◆ **Ausgewählter Auszug**:
....................

Prozeß Harden

 

 

Holzapfel: Man hält Euch hier für den allerstupidesten und fähigsten Menschen, um Konstabler bei unsrer Wache zu sein; darum sollt Ihr die Laterne halten. So lautet Eure Vorschrift: Ihr sollt alle Vagebunten irritieren; Ihr seid dazu da, daß Ihr allen und jeden zuruft: «Halt! in des Prinzen Namen!»

Zweite Wache: Aber wenn nun einer nicht halten will?

Holzapfel: Nun seht Ihr, da kümmert Euch nicht um ihn, laßt ihn laufen, ruft sogleich die übrige Wache zusammen und dankt Gott, daß Ihr den Schelm los seid.

<Viel Lärm um nichts>

Erster Mörder: Mein König, wir sind Männer.

Macbeth: Ja, im Verzeichnis lauft Ihr mit als Männer!

                                                                                                                                               <Macbeth>

Das muß man gesehen haben. Da muß man hineingetreten sein. Diese Schmach muß man drei Tage an sich haben vorüberziehen lassen: die­ses Land, diese Mörder, diese Justiz.

Der deutsche politische Mord der letzten vier Jahre ist schematisch und straff organisiert. Die Broschüre: <Wie werde ich in acht Tagen ein per­fekter nationaler Mörder ?> sollte nicht auf sich warten lassen. Alles steht von vornherein fest: Anstiftung durch unbekannte Geldgeber, die Tat (stets von hinten), schludrige Untersuchung, faule Ausreden, ein paar Phrasen, jämmerliches Kneifertum, milde Strafen, Strafaufschub, Ver­günstigungen - «Weitermachen!»

Am dritten Juli 1922 wurde Maximilian Harden auf offner Straße von einem frühern Oberleutnant angefallen und mit einem eisernen Gegenstand bearbeitet. Er erhielt acht Schläge auf den Kopf. Der Ober­leutnant entfloh, sein Komplice, der Schmiere gestanden hatte, wurde verhaftet. Harden schwebte vierzehn Tage in Lebensgefahr. Er ist heute einundsechzig Jahre alt.

Die Voruntersuchung stellte - in fünf Monaten - nur fest, daß ein deutschvölkischer Mann in Oldenburg, der sich Buchhändler nannte, die beiden zum Mord angestiftet hatte. Das bezeugte der Briefwechsel, worin alle Beteiligten dauernd von <Erledigen> und <Beseitigen> spra­chen. Briefe, in denen nicht von Geld die Rede ist, existieren nicht.

Eine Welt stinkt auf.

Hinter der Schranke stehen zwei Mann (der Ausdruck <Menschen> wäre übertrieben): ein sexuell verbogener Wandervogel mit Schiller­kragen, hehren Überzeugungen und ungewaschenen Füßen - und ein Hütejunge für eine Kuhherde mittlern Grades. Der Hütejunge sagte, er hätte die <Zukunft> gelesen und wäre mit ihren Ausführungen nicht immer zufrieden gewesen; der Wandervogel will sein kaschubisch-slawisch-friesisch-wendisch-germanisches Blut rein erhalten und möchte nicht in die Grenadierstraße einheiraten. Infolgedessen mußte Harden ermordet werden.

....................

◆ **Aufgabe A**:
Beantworten Sie anhand des Auszugs zum Prozeß Harden folgende Fragen:
(i) Was soll die zweite Wache laut Holzapfel halten?
(ii) Wie viele Schläge auf den Kopf erhielt Harden?
(iii) Wie lange dauerte die Voruntersuchung?
◆ **Aufgabe B**: Kopieren Sie aus dem Auszug zum Prozeß Harden wortgetreu den Abschnitt, der bei „Die Voruntersuchung stellte“ beginnt und bei „ist, existieren nicht.“ endet.
◆ **Aufgabe C**:
Prüfen Sie, ob die folgenden Aussagen mit dem Auszug zum Prozeß Harden übereinstimmen. Antworten Sie jeweils mit Ja oder Nein und zitieren Sie die ausschlaggebenden Worte:
(i) Harden wurde am dritten Juli 1922 angegriffen.
(ii) Der Anstifter war ein Mann aus Oldenburg, der sich Buchhändler nannte.
(iii) Harden schwebte zwei Monate in Lebensgefahr.

....................

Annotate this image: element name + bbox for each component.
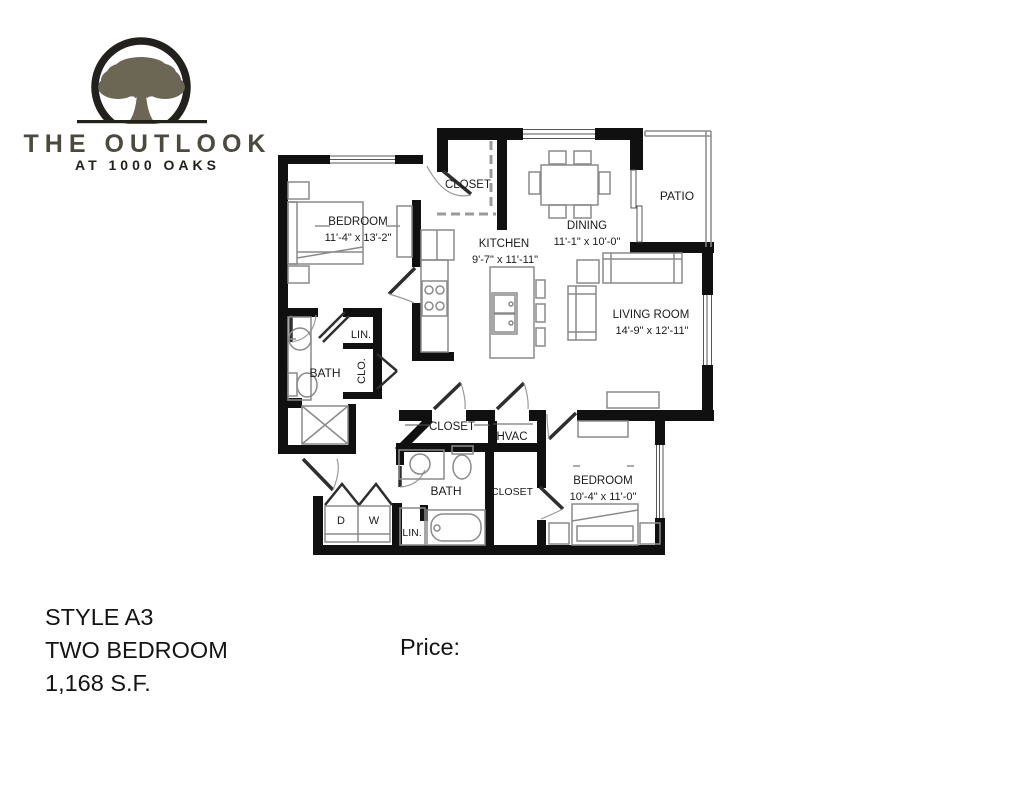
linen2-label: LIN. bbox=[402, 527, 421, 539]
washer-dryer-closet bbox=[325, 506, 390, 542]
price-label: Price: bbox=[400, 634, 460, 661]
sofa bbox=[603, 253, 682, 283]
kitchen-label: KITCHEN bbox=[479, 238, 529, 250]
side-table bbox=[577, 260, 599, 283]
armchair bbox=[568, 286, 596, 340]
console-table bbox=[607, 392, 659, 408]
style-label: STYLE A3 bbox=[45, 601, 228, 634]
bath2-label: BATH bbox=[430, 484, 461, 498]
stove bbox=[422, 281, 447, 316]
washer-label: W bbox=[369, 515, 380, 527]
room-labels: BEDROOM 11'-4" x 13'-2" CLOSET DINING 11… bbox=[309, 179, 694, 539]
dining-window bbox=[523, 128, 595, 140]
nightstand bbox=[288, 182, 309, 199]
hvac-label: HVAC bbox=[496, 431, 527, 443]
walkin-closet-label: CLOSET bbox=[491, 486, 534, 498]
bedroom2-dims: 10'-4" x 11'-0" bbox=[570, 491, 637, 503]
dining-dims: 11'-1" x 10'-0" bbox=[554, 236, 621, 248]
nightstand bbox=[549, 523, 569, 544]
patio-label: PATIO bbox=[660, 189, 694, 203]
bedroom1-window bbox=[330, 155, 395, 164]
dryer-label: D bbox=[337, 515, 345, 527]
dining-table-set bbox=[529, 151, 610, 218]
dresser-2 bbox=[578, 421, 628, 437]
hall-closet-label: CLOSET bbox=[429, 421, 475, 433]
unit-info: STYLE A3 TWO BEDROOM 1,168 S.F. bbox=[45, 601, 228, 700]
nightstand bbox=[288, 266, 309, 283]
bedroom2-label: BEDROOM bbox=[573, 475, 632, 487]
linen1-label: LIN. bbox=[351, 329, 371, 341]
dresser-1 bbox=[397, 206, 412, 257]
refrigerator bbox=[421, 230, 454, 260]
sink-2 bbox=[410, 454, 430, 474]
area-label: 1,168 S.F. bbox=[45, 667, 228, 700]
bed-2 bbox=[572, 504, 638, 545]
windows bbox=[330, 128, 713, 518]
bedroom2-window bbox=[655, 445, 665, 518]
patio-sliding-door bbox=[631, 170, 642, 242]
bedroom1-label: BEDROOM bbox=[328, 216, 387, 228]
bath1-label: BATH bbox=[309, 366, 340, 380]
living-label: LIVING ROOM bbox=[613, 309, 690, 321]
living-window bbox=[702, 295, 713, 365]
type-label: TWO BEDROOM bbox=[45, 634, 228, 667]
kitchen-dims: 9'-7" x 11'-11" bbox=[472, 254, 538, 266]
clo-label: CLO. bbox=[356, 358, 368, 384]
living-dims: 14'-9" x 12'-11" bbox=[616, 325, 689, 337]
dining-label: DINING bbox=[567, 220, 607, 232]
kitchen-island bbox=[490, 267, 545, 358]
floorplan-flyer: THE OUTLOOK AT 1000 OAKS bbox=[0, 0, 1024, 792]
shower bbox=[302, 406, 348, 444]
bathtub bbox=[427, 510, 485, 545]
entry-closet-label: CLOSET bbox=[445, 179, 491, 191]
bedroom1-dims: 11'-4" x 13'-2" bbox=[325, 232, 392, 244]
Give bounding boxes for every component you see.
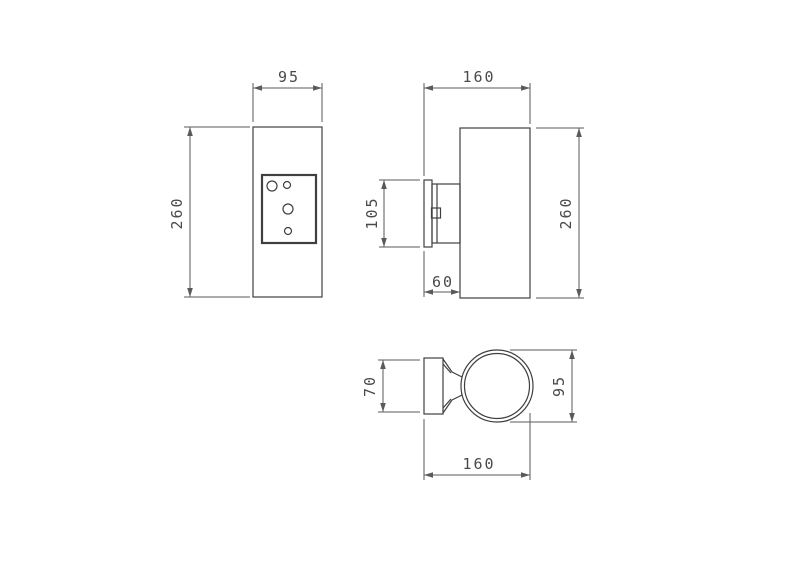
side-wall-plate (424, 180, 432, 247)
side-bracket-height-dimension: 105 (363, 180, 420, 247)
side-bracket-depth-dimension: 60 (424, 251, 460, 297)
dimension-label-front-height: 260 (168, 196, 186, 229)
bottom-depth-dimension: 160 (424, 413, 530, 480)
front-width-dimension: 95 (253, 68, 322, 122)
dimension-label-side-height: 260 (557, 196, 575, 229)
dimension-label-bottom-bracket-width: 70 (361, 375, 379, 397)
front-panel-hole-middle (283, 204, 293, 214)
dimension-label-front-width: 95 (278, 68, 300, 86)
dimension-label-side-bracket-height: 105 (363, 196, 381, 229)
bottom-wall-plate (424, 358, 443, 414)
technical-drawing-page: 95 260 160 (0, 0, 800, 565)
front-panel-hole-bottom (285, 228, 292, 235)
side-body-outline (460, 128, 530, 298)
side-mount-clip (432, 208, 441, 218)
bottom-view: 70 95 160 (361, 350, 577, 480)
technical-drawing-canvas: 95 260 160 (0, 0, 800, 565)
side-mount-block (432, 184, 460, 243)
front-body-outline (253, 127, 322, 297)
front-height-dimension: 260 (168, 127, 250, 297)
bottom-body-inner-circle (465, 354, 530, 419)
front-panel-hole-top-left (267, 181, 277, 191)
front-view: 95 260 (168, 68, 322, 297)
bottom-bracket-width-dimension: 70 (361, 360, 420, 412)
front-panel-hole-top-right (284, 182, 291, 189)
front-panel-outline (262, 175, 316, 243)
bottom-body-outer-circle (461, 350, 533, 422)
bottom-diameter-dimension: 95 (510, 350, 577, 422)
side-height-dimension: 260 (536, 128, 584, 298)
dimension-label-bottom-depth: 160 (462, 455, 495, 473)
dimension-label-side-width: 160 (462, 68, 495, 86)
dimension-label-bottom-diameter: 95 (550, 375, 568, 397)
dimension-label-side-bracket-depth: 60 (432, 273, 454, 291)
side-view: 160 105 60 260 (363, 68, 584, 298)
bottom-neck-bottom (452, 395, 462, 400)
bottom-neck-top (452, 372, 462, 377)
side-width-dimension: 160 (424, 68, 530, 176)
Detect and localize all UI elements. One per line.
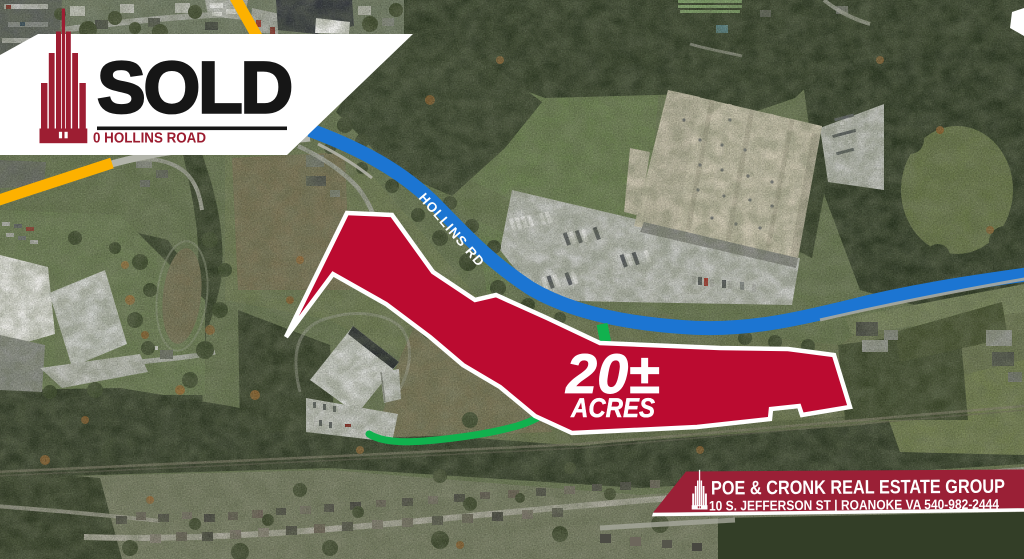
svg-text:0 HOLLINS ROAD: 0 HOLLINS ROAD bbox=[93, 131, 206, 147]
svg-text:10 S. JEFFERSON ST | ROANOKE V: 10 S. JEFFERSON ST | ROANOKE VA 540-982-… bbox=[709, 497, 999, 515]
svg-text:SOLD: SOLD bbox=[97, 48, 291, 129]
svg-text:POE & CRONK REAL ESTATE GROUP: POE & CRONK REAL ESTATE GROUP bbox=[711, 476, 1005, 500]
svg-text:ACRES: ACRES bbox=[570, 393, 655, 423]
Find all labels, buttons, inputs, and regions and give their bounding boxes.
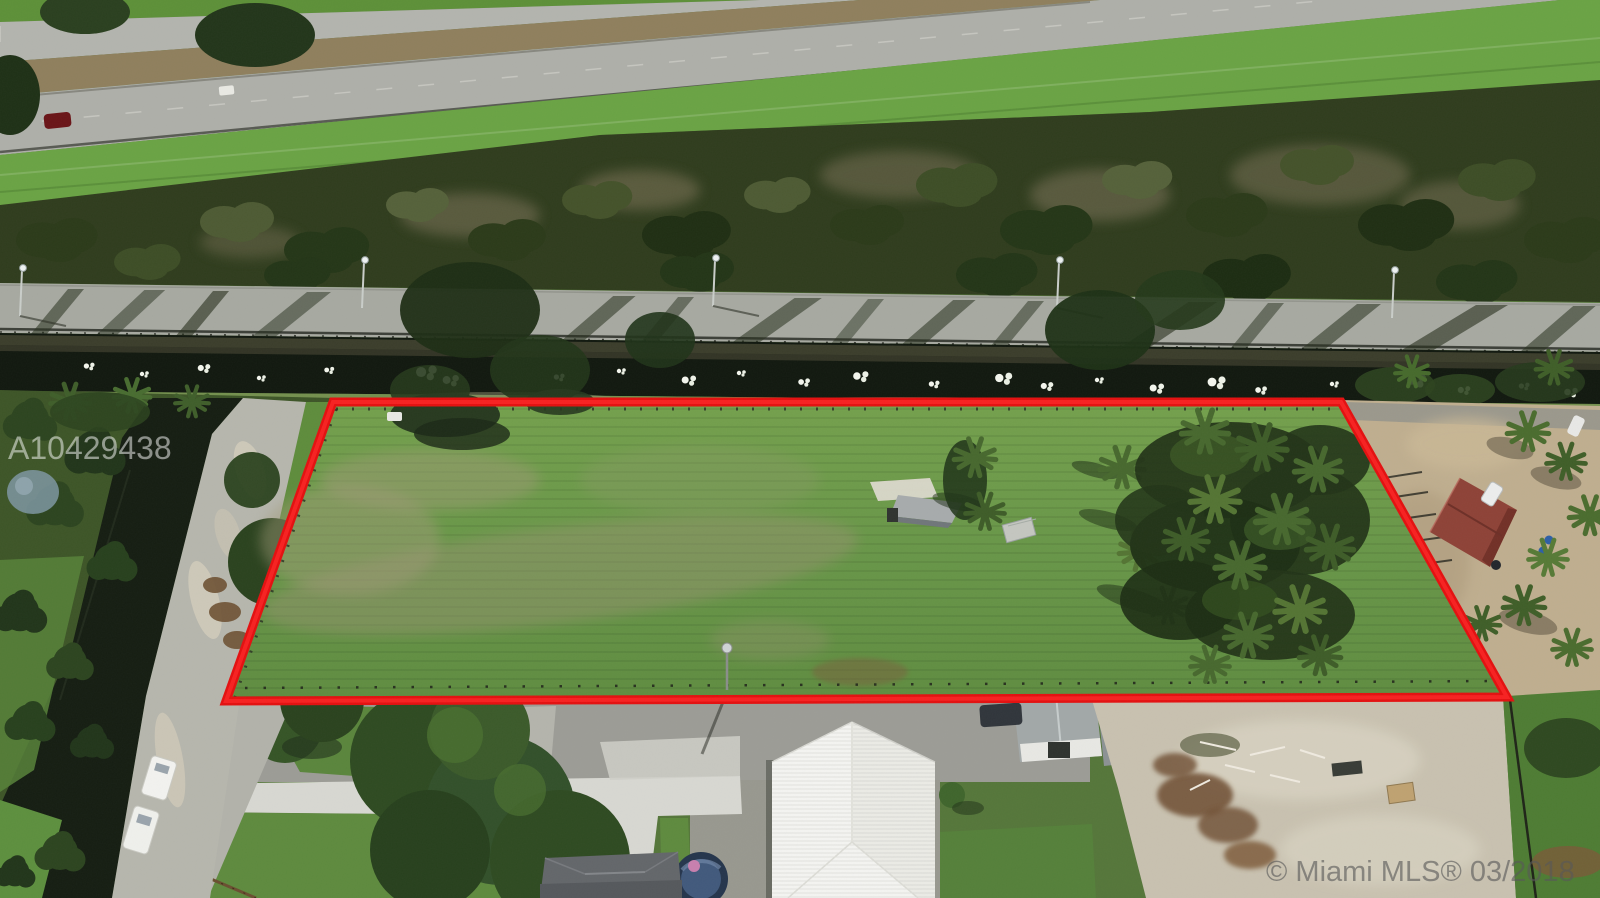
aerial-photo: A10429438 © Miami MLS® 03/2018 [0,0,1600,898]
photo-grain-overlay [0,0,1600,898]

....................

◆ **Endergebnis A**:
(i) Die Laterne.
(ii) Acht.
(iii) Fünf Monate.

◆ **Endergebnis B**:
Die Voruntersuchung stellte - in fünf Monaten - nur fest, daß ein deutschvölkischer Mann in Oldenburg, der sich Buchhändler nannte, die beiden zum Mord angestiftet hatte. Das bezeugte der Briefwechsel, worin alle Beteiligten dauernd von <Erledigen> und <Beseitigen> spra­chen. Briefe, in denen nicht von Geld die Rede ist, existieren nicht.

◆ **Endergebnis C**:
(i) Ja: „Am dritten Juli 1922 wurde Maximilian Harden auf offner Straße von einem frühern Oberleutnant angefallen“
(ii) Ja: „ein deutschvölkischer Mann in Oldenburg, der sich Buchhändler nannte, die beiden zum Mord angestiftet hatte“
(iii) Nein: „Harden schwebte vierzehn Tage in Lebensgefahr.“